[Layout annotation records]
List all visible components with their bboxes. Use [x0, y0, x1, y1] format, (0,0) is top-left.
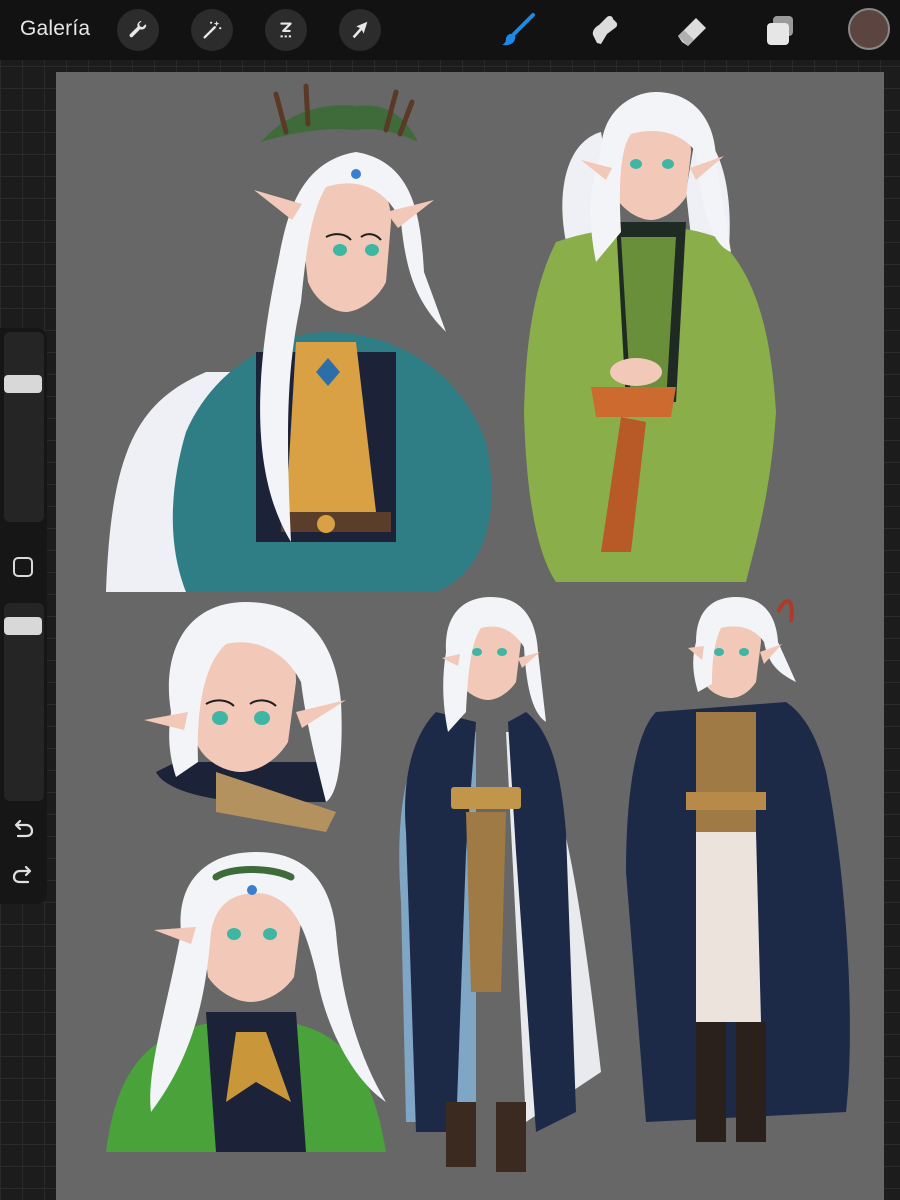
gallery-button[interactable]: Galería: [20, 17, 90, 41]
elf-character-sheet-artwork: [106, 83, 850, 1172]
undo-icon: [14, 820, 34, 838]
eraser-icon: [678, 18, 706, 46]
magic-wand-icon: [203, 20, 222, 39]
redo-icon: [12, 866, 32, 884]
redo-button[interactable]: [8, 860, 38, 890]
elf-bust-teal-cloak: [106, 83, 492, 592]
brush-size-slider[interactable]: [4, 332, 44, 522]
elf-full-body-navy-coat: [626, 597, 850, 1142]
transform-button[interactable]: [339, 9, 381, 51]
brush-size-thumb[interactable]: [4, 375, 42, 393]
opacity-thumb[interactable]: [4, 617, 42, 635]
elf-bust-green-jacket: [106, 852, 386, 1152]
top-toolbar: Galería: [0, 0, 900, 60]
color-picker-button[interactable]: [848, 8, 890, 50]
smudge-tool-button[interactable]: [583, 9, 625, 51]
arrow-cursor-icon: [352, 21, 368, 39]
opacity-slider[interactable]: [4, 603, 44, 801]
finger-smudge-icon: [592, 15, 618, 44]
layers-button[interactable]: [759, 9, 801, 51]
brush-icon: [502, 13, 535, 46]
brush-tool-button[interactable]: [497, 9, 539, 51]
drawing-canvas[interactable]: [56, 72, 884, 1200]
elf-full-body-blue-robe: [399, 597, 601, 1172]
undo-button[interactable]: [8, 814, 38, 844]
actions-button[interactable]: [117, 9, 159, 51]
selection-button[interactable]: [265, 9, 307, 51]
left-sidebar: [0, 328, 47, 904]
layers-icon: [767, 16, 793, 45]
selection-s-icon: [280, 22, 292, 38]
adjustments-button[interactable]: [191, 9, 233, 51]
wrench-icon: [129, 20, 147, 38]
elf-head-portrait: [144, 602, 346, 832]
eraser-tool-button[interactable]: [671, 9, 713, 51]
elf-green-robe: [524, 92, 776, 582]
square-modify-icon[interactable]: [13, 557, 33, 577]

### [Stated problem]
Turn the part of the lines that opens with the line containing "gallery-button[interactable]: Galería: [20, 17, 90, 41]" and closes with the line containing "brush-icon: [502, 13, 535, 46]" into a Markdown table with the columns Row and Line, numbering each row and skipping any blank lines. Include both end lines and nothing outside this part.

### [Correct response]
| Row | Line |
|---|---|
| 1 | gallery-button[interactable]: Galería: [20, 17, 90, 41] |
| 2 | elf-character-sheet-artwork: [106, 83, 850, 1172] |
| 3 | undo-icon: [14, 820, 34, 838] |
| 4 | eraser-icon: [678, 18, 706, 46] |
| 5 | magic-wand-icon: [203, 20, 222, 39] |
| 6 | redo-icon: [12, 866, 32, 884] |
| 7 | redo-button[interactable]: [8, 860, 38, 890] |
| 8 | elf-bust-teal-cloak: [106, 83, 492, 592] |
| 9 | brush-size-slider[interactable]: [4, 332, 44, 522] |
| 10 | elf-full-body-navy-coat: [626, 597, 850, 1142] |
| 11 | transform-button[interactable]: [339, 9, 381, 51] |
| 12 | brush-size-thumb[interactable]: [4, 375, 42, 393] |
| 13 | opacity-thumb[interactable]: [4, 617, 42, 635] |
| 14 | elf-bust-green-jacket: [106, 852, 386, 1152] |
| 15 | top-toolbar: Galería: [0, 0, 900, 60] |
| 16 | color-picker-button[interactable]: [848, 8, 890, 50] |
| 17 | smudge-tool-button[interactable]: [583, 9, 625, 51] |
| 18 | arrow-cursor-icon: [352, 21, 368, 39] |
| 19 | opacity-slider[interactable]: [4, 603, 44, 801] |
| 20 | finger-smudge-icon: [592, 15, 618, 44] |
| 21 | layers-button[interactable]: [759, 9, 801, 51] |
| 22 | brush-icon: [502, 13, 535, 46] |